== TEXTO PARA LEER ==
"""
Páginas

BUENAS NOCHES, Y BUENA SUERTE

De acuerdo, puede que Buenas noches, y buena suerte (George Clooney, 2005) no sea una película de jazz, pero recupera una época histórica, la de los años 50 en Estados Unidos, cuando el maccarthysmo aterrorizaba a los artistas, la televisión parecía ser aún una inofensiva novedad y el jazz gozaba de buena salud. La banda sonora justifica este comentario.
George Clooney, que tuvo la suerte de triunfar tarde como actor, hace aquí las veces de director con un guión propio (junto a Grant Heslov), continuando en la ardua tarea de demostrar que sabe hacer algo más que poner cara de guapo en las comedias (estuvo impresionante en Syriana) y adorna su trabajo con una impagable banda sonora a cargo de Dianne Reeves, quince temazos, quince standards que la tres veces ganadora del Grammy borda con un combo fantástico: Matt Catibung al saxo alto y tenor, Peter Martin al piano, Jeff Hamilton a la batería, Robert Hurst y Christoph Luty al bajo y contando además en los créditos con dos músicos como Alan Estes y el incombustible Alex Acuña tocando la percusión en sendos temas.
"""
== EJERCICIOS PENDIENTES ==
**a.** ¿Puedes copiar de la reseña de la película todo el fragmento que va desde "De acuerdo, puede" hasta "justifica este comentario."?
**b.** ¿Cómo se traduce al inglés esta oración de la reseña de la película: «La banda sonora justifica este comentario.»?

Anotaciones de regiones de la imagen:
"""
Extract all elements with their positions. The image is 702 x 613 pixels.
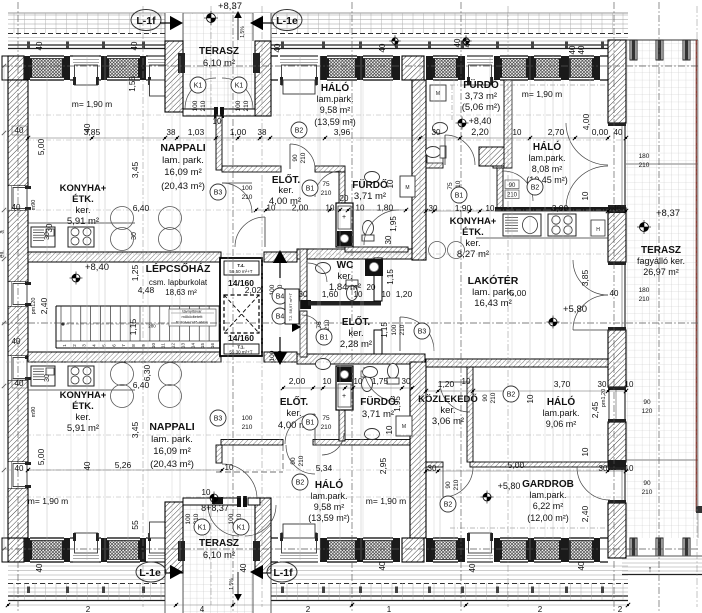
partition walls upper apartment A	[216, 80, 426, 260]
svg-text:3,71 m²: 3,71 m²	[362, 409, 394, 420]
svg-text:+8,40: +8,40	[85, 262, 109, 273]
svg-text:10: 10	[625, 464, 634, 473]
wall south (left section)	[8, 533, 172, 562]
wall north (left section)	[8, 56, 172, 85]
corridor arrows	[273, 250, 301, 365]
svg-text:14: 14	[190, 343, 195, 349]
svg-text:4: 4	[200, 605, 205, 613]
bottom eaves band	[8, 566, 628, 601]
svg-text:180: 180	[639, 287, 650, 294]
svg-text:2,02: 2,02	[245, 285, 262, 295]
elevator shaft	[220, 258, 262, 356]
bottom dim numbers	[6, 603, 630, 613]
terrace top-center floor	[183, 14, 255, 109]
svg-text:+8,37: +8,37	[656, 208, 680, 219]
svg-text:pm120: pm120	[31, 298, 37, 315]
wall east	[608, 40, 626, 558]
svg-text:75: 75	[322, 415, 330, 422]
svg-text:16: 16	[210, 343, 215, 349]
svg-text:1,95: 1,95	[393, 396, 402, 412]
svg-text:210: 210	[242, 194, 253, 201]
reference circles	[190, 77, 543, 535]
svg-text:B1: B1	[455, 193, 464, 200]
svg-text:1,25: 1,25	[130, 264, 140, 281]
svg-text:38: 38	[167, 128, 176, 137]
terrace top walls	[165, 13, 271, 118]
svg-text:lam. park.: lam. park.	[162, 155, 204, 166]
svg-text:2: 2	[306, 605, 311, 613]
svg-text:2: 2	[86, 605, 91, 613]
kitchen upper-left	[28, 207, 182, 251]
svg-text:75: 75	[316, 321, 323, 329]
svg-text:fagyálló ker.: fagyálló ker.	[637, 256, 685, 266]
svg-text:30: 30	[598, 380, 607, 389]
svg-text:16,09 m²: 16,09 m²	[164, 167, 202, 178]
svg-text:5,00: 5,00	[36, 138, 46, 155]
svg-text:16,43 m²: 16,43 m²	[474, 298, 512, 309]
svg-text:5,91 m²: 5,91 m²	[67, 423, 99, 434]
svg-text:3,73 m²: 3,73 m²	[465, 91, 497, 102]
svg-text:LAKÓTÉR: LAKÓTÉR	[468, 274, 519, 287]
svg-text:40: 40	[577, 45, 586, 54]
stairwell stairs	[56, 306, 220, 348]
svg-text:lam.park.: lam.park.	[316, 94, 353, 104]
svg-text:10: 10	[356, 204, 365, 213]
svg-text:lam.park.: lam.park.	[310, 491, 347, 501]
svg-text:ker.: ker.	[286, 408, 301, 419]
svg-text:1,95: 1,95	[389, 216, 398, 232]
wc fixtures upper	[316, 263, 359, 301]
svg-text:B4: B4	[276, 314, 285, 321]
svg-text:10: 10	[354, 377, 363, 386]
svg-text:3,96: 3,96	[334, 127, 351, 137]
svg-text:2,40: 2,40	[39, 297, 49, 314]
dimension rows	[12, 38, 653, 572]
svg-text:K1: K1	[235, 83, 244, 90]
svg-text:FÜRDŐ: FÜRDŐ	[360, 395, 396, 408]
svg-text:1,20: 1,20	[438, 379, 455, 389]
svg-text:m90: m90	[31, 200, 37, 211]
svg-text:távnyitóvar: távnyitóvar	[182, 309, 202, 314]
svg-text:12: 12	[171, 343, 176, 349]
svg-text:6,10 m²: 6,10 m²	[203, 550, 235, 561]
svg-text:8+8,37: 8+8,37	[201, 503, 229, 513]
svg-text:működtetett: működtetett	[182, 314, 204, 319]
terrace bottom walls	[165, 496, 276, 613]
svg-text:ker.: ker.	[337, 271, 352, 282]
svg-text:30: 30	[432, 128, 441, 137]
svg-text:NAPPALI: NAPPALI	[160, 142, 205, 154]
bathroom fixtures lower C	[361, 367, 399, 440]
left margin chain	[0, 64, 6, 551]
svg-text:20: 20	[367, 283, 376, 292]
svg-text:10: 10	[625, 380, 634, 389]
svg-text:3,06 m²: 3,06 m²	[432, 416, 464, 427]
svg-text:1: 1	[387, 605, 392, 613]
svg-text:6,40: 6,40	[133, 203, 150, 213]
svg-text:9,58 m²: 9,58 m²	[314, 502, 345, 512]
svg-text:120: 120	[642, 408, 653, 415]
svg-text:ÉTK.: ÉTK.	[72, 194, 94, 205]
svg-text:pm1,20: pm1,20	[601, 389, 607, 407]
svg-text:KONYHA+: KONYHA+	[60, 183, 107, 194]
svg-text:100: 100	[235, 100, 242, 111]
svg-text:180: 180	[639, 153, 650, 160]
svg-text:2,40: 2,40	[580, 505, 590, 522]
svg-text:B2: B2	[507, 392, 516, 399]
svg-text:KÖZLEKEDŐ: KÖZLEKEDŐ	[418, 393, 478, 405]
svg-text:210: 210	[490, 392, 497, 403]
svg-text:30: 30	[428, 464, 437, 473]
svg-text:1,15: 1,15	[128, 318, 138, 335]
svg-text:2,20: 2,20	[471, 127, 489, 137]
svg-text:30: 30	[45, 223, 54, 232]
svg-text:10: 10	[486, 204, 495, 213]
svg-text:1,03: 1,03	[188, 127, 205, 137]
svg-text:40: 40	[378, 43, 387, 52]
svg-text:1,80: 1,80	[377, 203, 394, 213]
partition walls upper apartment B	[426, 80, 608, 212]
svg-text:2: 2	[618, 605, 623, 613]
svg-text:90: 90	[292, 154, 299, 162]
svg-text:210: 210	[321, 424, 332, 431]
svg-text:100: 100	[242, 185, 253, 192]
svg-text:B1: B1	[306, 186, 315, 193]
partition walls lower apartment B rooms	[426, 359, 608, 467]
svg-text:210: 210	[321, 190, 332, 197]
svg-text:ker.: ker.	[440, 405, 455, 416]
svg-text:K1: K1	[198, 525, 207, 532]
svg-text:GARDROB: GARDROB	[522, 479, 574, 490]
svg-text:B2: B2	[295, 128, 304, 135]
svg-text:L-1e: L-1e	[276, 15, 298, 27]
svg-text:ker.: ker.	[278, 185, 293, 196]
svg-text:3,45: 3,45	[130, 421, 140, 438]
svg-text:40: 40	[15, 379, 24, 388]
svg-text:210: 210	[639, 296, 650, 303]
svg-text:90: 90	[482, 394, 489, 402]
svg-text:B3: B3	[214, 190, 223, 197]
svg-text:L-1e: L-1e	[139, 567, 161, 579]
extension lines	[47, 56, 590, 560]
svg-text:KONYHA+: KONYHA+	[450, 216, 497, 227]
svg-text:m= 1,90 m: m= 1,90 m	[366, 496, 406, 506]
svg-text:40: 40	[15, 464, 24, 473]
svg-text:14/160: 14/160	[228, 333, 254, 343]
svg-text:10: 10	[462, 377, 471, 386]
top eaves band	[8, 13, 628, 49]
svg-text:40: 40	[12, 203, 21, 212]
svg-text:B1: B1	[306, 420, 315, 427]
svg-text:26,97 m²: 26,97 m²	[643, 267, 679, 277]
svg-text:9,06 m²: 9,06 m²	[546, 419, 577, 429]
svg-text:30: 30	[599, 464, 608, 473]
svg-text:40: 40	[453, 38, 462, 47]
svg-text:+5,80: +5,80	[498, 481, 521, 491]
svg-text:B3: B3	[214, 416, 223, 423]
svg-text:5,00: 5,00	[510, 288, 527, 298]
window sill boxes (wide west windows)	[150, 80, 171, 96]
svg-text:10: 10	[202, 488, 211, 497]
svg-text:ÉTK.: ÉTK.	[72, 401, 94, 412]
svg-text:100: 100	[192, 100, 199, 111]
svg-text:1,75: 1,75	[372, 376, 389, 386]
svg-text:1,60: 1,60	[322, 289, 339, 299]
svg-text:(5,06 m²): (5,06 m²)	[462, 102, 501, 113]
kitchen right (apartment B)	[429, 214, 609, 259]
svg-text:+8,37: +8,37	[218, 1, 242, 12]
svg-text:6,30: 6,30	[142, 364, 152, 381]
svg-text:ker.: ker.	[465, 238, 480, 249]
svg-text:L-1f: L-1f	[273, 567, 293, 579]
svg-text:210: 210	[300, 152, 307, 163]
svg-text:lam.park.: lam.park.	[542, 408, 579, 418]
svg-text:ÉTK.: ÉTK.	[462, 227, 484, 238]
svg-text:B2: B2	[296, 480, 305, 487]
svg-text:280: 280	[148, 324, 156, 329]
svg-text:TERASZ: TERASZ	[199, 46, 239, 57]
svg-text:40: 40	[613, 204, 622, 213]
svg-text:100: 100	[185, 513, 192, 524]
svg-text:lam.park.: lam.park.	[528, 153, 565, 163]
elot lower fixtures	[316, 359, 331, 370]
slab band lower	[28, 352, 425, 364]
svg-text:10: 10	[513, 128, 522, 137]
svg-text:T.2. 58,97 m²+T: T.2. 58,97 m²+T	[288, 292, 293, 321]
svg-text:B3: B3	[418, 329, 427, 336]
svg-text:16,09 m²: 16,09 m²	[153, 446, 191, 457]
svg-text:10: 10	[581, 191, 590, 200]
svg-text:TERASZ: TERASZ	[199, 538, 239, 549]
svg-text:0,00: 0,00	[592, 127, 609, 137]
svg-text:55: 55	[130, 520, 140, 530]
svg-text:100: 100	[391, 324, 398, 335]
svg-text:2,00: 2,00	[292, 203, 309, 213]
svg-text:4,48: 4,48	[138, 285, 155, 295]
svg-text:3,00: 3,00	[552, 203, 569, 213]
svg-text:40: 40	[35, 563, 44, 572]
svg-text:20: 20	[340, 194, 349, 203]
slope arrows	[229, 11, 246, 601]
svg-text:M: M	[405, 185, 409, 191]
svg-text:10: 10	[385, 425, 394, 434]
svg-text:(13,59 m²): (13,59 m²)	[314, 117, 356, 127]
bathroom fixtures upper A	[362, 172, 415, 246]
svg-text:210: 210	[298, 455, 305, 466]
svg-text:15: 15	[200, 343, 205, 349]
svg-text:T.4.: T.4.	[237, 263, 244, 268]
svg-text:(12,00 m²): (12,00 m²)	[527, 513, 569, 523]
svg-text:füstelvezető ablak: füstelvezető ablak	[176, 320, 208, 325]
svg-text:40: 40	[83, 461, 92, 470]
svg-text:40: 40	[130, 41, 139, 50]
svg-text:90: 90	[643, 399, 651, 406]
svg-text:NAPPALI: NAPPALI	[149, 421, 194, 433]
svg-text:10: 10	[151, 343, 156, 349]
door arcs interior	[222, 123, 610, 500]
svg-text:40: 40	[468, 563, 477, 572]
svg-text:B1: B1	[320, 335, 329, 342]
svg-text:210: 210	[507, 193, 518, 199]
svg-text:210: 210	[642, 489, 653, 496]
svg-text:ker.: ker.	[348, 328, 363, 339]
svg-text:m= 1,90 m: m= 1,90 m	[28, 496, 68, 506]
svg-text:40: 40	[378, 561, 387, 570]
svg-text:TERASZ: TERASZ	[641, 245, 681, 256]
svg-text:2,28 m²: 2,28 m²	[340, 339, 372, 350]
svg-text:+5,80: +5,80	[563, 304, 587, 315]
kitchen lower-left	[28, 363, 182, 408]
svg-text:K1: K1	[237, 525, 246, 532]
svg-text:csm. lapburkolat: csm. lapburkolat	[149, 278, 208, 287]
svg-text:210: 210	[200, 100, 207, 111]
svg-text:3,85: 3,85	[580, 269, 590, 286]
svg-text:30: 30	[299, 290, 308, 299]
svg-text:FÜRDŐ: FÜRDŐ	[352, 178, 388, 191]
svg-text:KONYHA+: KONYHA+	[60, 390, 107, 401]
section markers top	[131, 10, 302, 31]
partition walls middle column	[300, 249, 383, 357]
svg-text:WC: WC	[337, 260, 354, 271]
svg-text:1,5%: 1,5%	[240, 26, 246, 38]
svg-text:9,58 m²: 9,58 m²	[320, 105, 351, 115]
svg-text:30: 30	[384, 235, 393, 244]
svg-text:m= 1,90 m: m= 1,90 m	[522, 89, 562, 99]
svg-text:30: 30	[429, 204, 438, 213]
svg-text:2,45: 2,45	[590, 401, 600, 418]
svg-text:90: 90	[509, 183, 516, 189]
terrace bottom-center floor	[183, 505, 255, 613]
svg-text:(20,43 m²): (20,43 m²)	[161, 181, 205, 192]
wall west	[2, 56, 31, 562]
svg-text:↑: ↑	[648, 564, 653, 574]
svg-text:100: 100	[242, 415, 253, 422]
svg-text:90: 90	[290, 457, 297, 465]
svg-text:lam. park.: lam. park.	[472, 287, 514, 298]
svg-text:HÁLÓ: HÁLÓ	[315, 478, 344, 491]
svg-text:10: 10	[526, 394, 535, 403]
svg-text:+8,40: +8,40	[469, 116, 492, 126]
svg-text:40: 40	[273, 43, 282, 52]
svg-text:ELŐT.: ELŐT.	[280, 395, 309, 408]
svg-text:38: 38	[258, 128, 267, 137]
svg-text:m90: m90	[31, 407, 37, 418]
svg-text:40: 40	[15, 126, 24, 135]
level markers	[28, 1, 680, 513]
svg-text:10: 10	[225, 463, 234, 472]
wall south (right section)	[270, 533, 608, 562]
svg-text:11: 11	[161, 343, 166, 348]
svg-text:10: 10	[581, 447, 590, 456]
svg-text:ker.: ker.	[75, 205, 90, 216]
svg-text:2: 2	[538, 605, 543, 613]
svg-text:10: 10	[354, 290, 363, 299]
svg-text:40: 40	[35, 41, 44, 50]
svg-text:5,91 m²: 5,91 m²	[67, 216, 99, 227]
svg-text:lam. park.: lam. park.	[151, 434, 193, 445]
svg-text:210: 210	[639, 162, 650, 169]
svg-text:90: 90	[643, 480, 651, 487]
room labels	[60, 46, 685, 561]
svg-text:6,22 m²: 6,22 m²	[533, 501, 564, 511]
svg-text:10: 10	[267, 204, 276, 213]
svg-text:75: 75	[447, 182, 454, 190]
svg-text:K1: K1	[194, 83, 203, 90]
bathroom fixtures lower B (furdo 3,71)	[363, 364, 413, 437]
svg-text:L-1f: L-1f	[136, 15, 156, 27]
svg-text:40: 40	[239, 563, 248, 572]
wall north (right section)	[270, 56, 608, 85]
svg-text:8,08 m²: 8,08 m²	[532, 164, 563, 174]
svg-text:B2: B2	[444, 502, 453, 509]
svg-text:3,71 m²: 3,71 m²	[354, 191, 386, 202]
svg-text:40: 40	[577, 561, 586, 570]
svg-text:40: 40	[83, 123, 92, 132]
svg-text:30: 30	[44, 374, 51, 382]
svg-text:(20,43 m²): (20,43 m²)	[150, 459, 194, 470]
svg-text:2,00: 2,00	[289, 376, 306, 386]
svg-text:HÁLÓ: HÁLÓ	[547, 395, 576, 408]
svg-text:210: 210	[242, 424, 253, 431]
T2 box left of elevator	[285, 289, 299, 324]
svg-text:90: 90	[445, 481, 452, 489]
svg-text:30: 30	[402, 377, 411, 386]
svg-text:lam.park.: lam.park.	[529, 490, 566, 500]
svg-text:1,90: 1,90	[455, 203, 472, 213]
svg-text:210: 210	[453, 479, 460, 490]
partition walls lower apartment C	[212, 362, 426, 538]
svg-text:1,20: 1,20	[396, 289, 413, 299]
svg-text:H: H	[596, 227, 600, 233]
svg-text:10: 10	[213, 117, 222, 126]
section markers bottom	[136, 562, 297, 582]
svg-text:210: 210	[399, 324, 406, 335]
svg-text:5,34: 5,34	[316, 463, 333, 473]
svg-text:LÉPCSŐHÁZ: LÉPCSŐHÁZ	[146, 262, 211, 275]
svg-text:3,70: 3,70	[554, 379, 571, 389]
svg-text:4,00: 4,00	[581, 113, 591, 130]
svg-text:40: 40	[568, 45, 577, 54]
svg-text:B2: B2	[531, 185, 540, 192]
svg-text:1,55: 1,55	[128, 76, 137, 92]
svg-text:40: 40	[610, 289, 619, 298]
terrace right floor	[622, 40, 702, 575]
svg-text:3,45: 3,45	[130, 161, 140, 178]
bathroom fixtures upper B	[426, 85, 448, 158]
svg-text:6,10 m²: 6,10 m²	[203, 58, 235, 69]
slab band upper	[28, 249, 425, 262]
svg-text:1,00: 1,00	[230, 127, 247, 137]
svg-text:+: +	[342, 393, 346, 400]
svg-text:M: M	[436, 91, 440, 97]
svg-text:18,63 m²: 18,63 m²	[165, 288, 197, 297]
svg-text:40: 40	[463, 38, 472, 47]
svg-text:m= 1,90 m: m= 1,90 m	[72, 99, 112, 109]
svg-text:8,27 m²: 8,27 m²	[457, 249, 489, 260]
svg-text:1,5%: 1,5%	[229, 578, 235, 590]
svg-text:10: 10	[323, 377, 332, 386]
svg-text:5,00: 5,00	[508, 460, 525, 470]
svg-text:ELŐT.: ELŐT.	[342, 315, 371, 328]
svg-text:75: 75	[322, 181, 330, 188]
svg-text:10: 10	[386, 179, 395, 188]
svg-text:40: 40	[12, 337, 21, 346]
svg-text:HÁLÓ: HÁLÓ	[321, 81, 350, 94]
svg-text:FÜRDŐ: FÜRDŐ	[463, 78, 499, 91]
svg-text:10: 10	[382, 290, 391, 299]
svg-text:1,15: 1,15	[380, 322, 389, 338]
svg-text:5,00: 5,00	[36, 448, 46, 465]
"""
== RESPUESTAS POR TAREA ==
**a.**
De acuerdo, puede que Buenas noches, y buena suerte (George Clooney, 2005) no sea una película de jazz, pero recupera una época histórica, la de los años 50 en Estados Unidos, cuando el maccarthysmo aterrorizaba a los artistas, la televisión parecía ser aún una inofensiva novedad y el jazz gozaba de buena salud. La banda sonora justifica este comentario.

**b.** The soundtrack justifies this comment.